Your task: Reproduce the records below exactly as they appear, omitting any pictures they contain.

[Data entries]
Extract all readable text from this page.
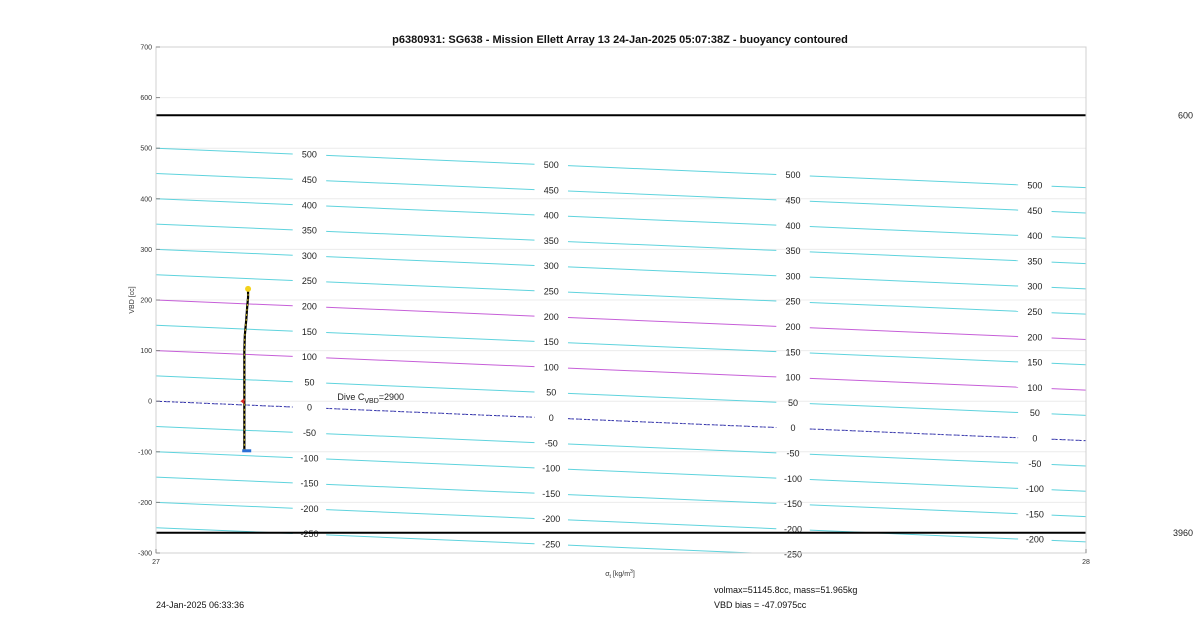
-250
-250
-250
-200
-200
-200
-200
-150
-150
-150
-150
-100
-100
-100
-100
-50
-50
-50
-50
0
0
0
0
50
50
50
50
100
100
100
100
150
150
150
150
200
200
200
200
250
250
250
250
300
300
300
300
350
350
350
350
400
400
400
400
450
450
450
450
500
500
500
500
600
3960
Dive $C_{VBD}=2900$
-300
-200
-100
0
100
200
300
400
500
600
700
27	28
p6380931: SG638 - Mission Ellett Array 13 24-Jan-2025 05:07:38Z - buoyancy contoured
VBD [cc]
$\sigma_t$ $[kg/m^3]$
24-Jan-2025 06:33:36
volmax=51145.8cc, mass=51.965kg
VBD bias = -47.0975cc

Full answer:
Extract all readable text from this page.
-250
-250
-250
-200
-200
-200
-200
-150
-150
-150
-150
-100
-100
-100
-100
-50
-50
-50
-50
0
0
0
0
50
50
50
50
100
100
100
100
150
150
150
150
200
200
200
200
250
250
250
250
300
300
300
300
350
350
350
350
400
400
400
400
450
450
450
450
500
500
500
500
600
3960
Dive $C_{VBD}=2900$
-300
-200
-100
0
100
200
300
400
500
600
700
27	28
p6380931: SG638 - Mission Ellett Array 13 24-Jan-2025 05:07:38Z - buoyancy contoured
VBD [cc]
$\sigma_t$ $[kg/m^3]$
24-Jan-2025 06:33:36
volmax=51145.8cc, mass=51.965kg
VBD bias = -47.0975cc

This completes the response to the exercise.